* **Objective**
Print all entries word for word.

──────── Supplied information ────────

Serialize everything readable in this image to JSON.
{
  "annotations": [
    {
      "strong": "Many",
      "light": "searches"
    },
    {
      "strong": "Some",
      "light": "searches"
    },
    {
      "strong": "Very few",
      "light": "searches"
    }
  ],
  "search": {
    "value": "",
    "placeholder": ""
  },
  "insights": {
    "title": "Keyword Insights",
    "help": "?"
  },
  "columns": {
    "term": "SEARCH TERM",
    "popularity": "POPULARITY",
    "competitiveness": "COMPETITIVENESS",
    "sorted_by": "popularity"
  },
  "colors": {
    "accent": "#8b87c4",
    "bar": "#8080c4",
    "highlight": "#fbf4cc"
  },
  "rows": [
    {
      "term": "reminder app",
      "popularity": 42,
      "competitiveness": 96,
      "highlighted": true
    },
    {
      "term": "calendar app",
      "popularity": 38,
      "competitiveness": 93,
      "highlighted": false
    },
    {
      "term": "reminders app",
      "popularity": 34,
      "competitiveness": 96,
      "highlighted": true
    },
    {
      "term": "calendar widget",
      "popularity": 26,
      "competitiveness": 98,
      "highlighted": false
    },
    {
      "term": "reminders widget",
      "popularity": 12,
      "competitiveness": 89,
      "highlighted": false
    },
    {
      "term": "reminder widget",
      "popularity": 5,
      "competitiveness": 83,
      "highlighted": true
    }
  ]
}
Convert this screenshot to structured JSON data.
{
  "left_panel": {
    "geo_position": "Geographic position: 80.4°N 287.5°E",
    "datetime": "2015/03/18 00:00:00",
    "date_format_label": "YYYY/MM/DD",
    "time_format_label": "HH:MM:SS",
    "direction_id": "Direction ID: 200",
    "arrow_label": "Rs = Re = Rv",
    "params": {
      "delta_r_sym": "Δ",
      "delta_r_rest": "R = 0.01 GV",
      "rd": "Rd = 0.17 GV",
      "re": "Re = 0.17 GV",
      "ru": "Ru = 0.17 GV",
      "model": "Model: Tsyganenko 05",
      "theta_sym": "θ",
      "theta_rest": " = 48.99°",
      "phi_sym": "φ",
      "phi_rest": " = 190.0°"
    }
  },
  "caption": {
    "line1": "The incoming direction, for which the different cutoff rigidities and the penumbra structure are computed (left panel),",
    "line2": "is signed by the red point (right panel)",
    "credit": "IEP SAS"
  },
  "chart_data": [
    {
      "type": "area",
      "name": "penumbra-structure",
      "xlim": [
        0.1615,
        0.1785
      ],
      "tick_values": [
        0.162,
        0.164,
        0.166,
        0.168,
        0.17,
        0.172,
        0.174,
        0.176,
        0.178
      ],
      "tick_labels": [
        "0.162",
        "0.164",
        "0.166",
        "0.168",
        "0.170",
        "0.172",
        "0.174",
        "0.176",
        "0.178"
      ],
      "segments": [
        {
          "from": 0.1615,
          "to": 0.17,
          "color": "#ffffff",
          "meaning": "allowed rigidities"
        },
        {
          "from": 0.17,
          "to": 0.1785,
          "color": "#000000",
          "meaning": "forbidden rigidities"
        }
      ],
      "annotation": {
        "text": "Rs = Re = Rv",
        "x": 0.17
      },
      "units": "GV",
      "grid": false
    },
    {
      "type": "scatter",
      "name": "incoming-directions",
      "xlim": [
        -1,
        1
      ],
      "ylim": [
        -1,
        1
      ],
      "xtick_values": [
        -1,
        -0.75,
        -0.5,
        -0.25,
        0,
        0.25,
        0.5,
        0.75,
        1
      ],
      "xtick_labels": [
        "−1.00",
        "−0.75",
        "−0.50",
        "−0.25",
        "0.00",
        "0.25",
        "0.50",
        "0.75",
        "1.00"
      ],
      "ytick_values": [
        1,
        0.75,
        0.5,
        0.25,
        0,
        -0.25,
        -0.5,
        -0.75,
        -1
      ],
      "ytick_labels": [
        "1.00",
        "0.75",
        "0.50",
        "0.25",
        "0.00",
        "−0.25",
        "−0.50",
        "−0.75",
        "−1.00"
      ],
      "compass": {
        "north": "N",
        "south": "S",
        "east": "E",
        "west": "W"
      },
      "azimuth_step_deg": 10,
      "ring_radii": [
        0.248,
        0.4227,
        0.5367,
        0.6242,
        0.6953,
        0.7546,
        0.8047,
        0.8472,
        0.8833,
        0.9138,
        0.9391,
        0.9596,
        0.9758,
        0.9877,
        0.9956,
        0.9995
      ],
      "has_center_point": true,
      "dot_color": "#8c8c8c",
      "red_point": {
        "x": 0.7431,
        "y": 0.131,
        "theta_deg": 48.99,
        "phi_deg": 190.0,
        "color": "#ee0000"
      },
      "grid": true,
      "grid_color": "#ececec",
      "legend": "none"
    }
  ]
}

────────

* **Output of the exercise**
Serialize everything readable in this image to JSON.
{
  "annotations": [
    {
      "strong": "Many",
      "light": "searches"
    },
    {
      "strong": "Some",
      "light": "searches"
    },
    {
      "strong": "Very few",
      "light": "searches"
    }
  ],
  "search": {
    "value": "",
    "placeholder": ""
  },
  "insights": {
    "title": "Keyword Insights",
    "help": "?"
  },
  "columns": {
    "term": "SEARCH TERM",
    "popularity": "POPULARITY",
    "competitiveness": "COMPETITIVENESS",
    "sorted_by": "popularity"
  },
  "colors": {
    "accent": "#8b87c4",
    "bar": "#8080c4",
    "highlight": "#fbf4cc"
  },
  "rows": [
    {
      "term": "reminder app",
      "popularity": 42,
      "competitiveness": 96,
      "highlighted": true
    },
    {
      "term": "calendar app",
      "popularity": 38,
      "competitiveness": 93,
      "highlighted": false
    },
    {
      "term": "reminders app",
      "popularity": 34,
      "competitiveness": 96,
      "highlighted": true
    },
    {
      "term": "calendar widget",
      "popularity": 26,
      "competitiveness": 98,
      "highlighted": false
    },
    {
      "term": "reminders widget",
      "popularity": 12,
      "competitiveness": 89,
      "highlighted": false
    },
    {
      "term": "reminder widget",
      "popularity": 5,
      "competitiveness": 83,
      "highlighted": true
    }
  ]
}
Convert this screenshot to structured JSON data.
{
  "left_panel": {
    "geo_position": "Geographic position: 80.4°N 287.5°E",
    "datetime": "2015/03/18 00:00:00",
    "date_format_label": "YYYY/MM/DD",
    "time_format_label": "HH:MM:SS",
    "direction_id": "Direction ID: 200",
    "arrow_label": "Rs = Re = Rv",
    "params": {
      "delta_r_sym": "Δ",
      "delta_r_rest": "R = 0.01 GV",
      "rd": "Rd = 0.17 GV",
      "re": "Re = 0.17 GV",
      "ru": "Ru = 0.17 GV",
      "model": "Model: Tsyganenko 05",
      "theta_sym": "θ",
      "theta_rest": " = 48.99°",
      "phi_sym": "φ",
      "phi_rest": " = 190.0°"
    }
  },
  "caption": {
    "line1": "The incoming direction, for which the different cutoff rigidities and the penumbra structure are computed (left panel),",
    "line2": "is signed by the red point (right panel)",
    "credit": "IEP SAS"
  },
  "chart_data": [
    {
      "type": "area",
      "name": "penumbra-structure",
      "xlim": [
        0.1615,
        0.1785
      ],
      "tick_values": [
        0.162,
        0.164,
        0.166,
        0.168,
        0.17,
        0.172,
        0.174,
        0.176,
        0.178
      ],
      "tick_labels": [
        "0.162",
        "0.164",
        "0.166",
        "0.168",
        "0.170",
        "0.172",
        "0.174",
        "0.176",
        "0.178"
      ],
      "segments": [
        {
          "from": 0.1615,
          "to": 0.17,
          "color": "#ffffff",
          "meaning": "allowed rigidities"
        },
        {
          "from": 0.17,
          "to": 0.1785,
          "color": "#000000",
          "meaning": "forbidden rigidities"
        }
      ],
      "annotation": {
        "text": "Rs = Re = Rv",
        "x": 0.17
      },
      "units": "GV",
      "grid": false
    },
    {
      "type": "scatter",
      "name": "incoming-directions",
      "xlim": [
        -1,
        1
      ],
      "ylim": [
        -1,
        1
      ],
      "xtick_values": [
        -1,
        -0.75,
        -0.5,
        -0.25,
        0,
        0.25,
        0.5,
        0.75,
        1
      ],
      "xtick_labels": [
        "−1.00",
        "−0.75",
        "−0.50",
        "−0.25",
        "0.00",
        "0.25",
        "0.50",
        "0.75",
        "1.00"
      ],
      "ytick_values": [
        1,
        0.75,
        0.5,
        0.25,
        0,
        -0.25,
        -0.5,
        -0.75,
        -1
      ],
      "ytick_labels": [
        "1.00",
        "0.75",
        "0.50",
        "0.25",
        "0.00",
        "−0.25",
        "−0.50",
        "−0.75",
        "−1.00"
      ],
      "compass": {
        "north": "N",
        "south": "S",
        "east": "E",
        "west": "W"
      },
      "azimuth_step_deg": 10,
      "ring_radii": [
        0.248,
        0.4227,
        0.5367,
        0.6242,
        0.6953,
        0.7546,
        0.8047,
        0.8472,
        0.8833,
        0.9138,
        0.9391,
        0.9596,
        0.9758,
        0.9877,
        0.9956,
        0.9995
      ],
      "has_center_point": true,
      "dot_color": "#8c8c8c",
      "red_point": {
        "x": 0.7431,
        "y": 0.131,
        "theta_deg": 48.99,
        "phi_deg": 190.0,
        "color": "#ee0000"
      },
      "grid": true,
      "grid_color": "#ececec",
      "legend": "none"
    }
  ]
}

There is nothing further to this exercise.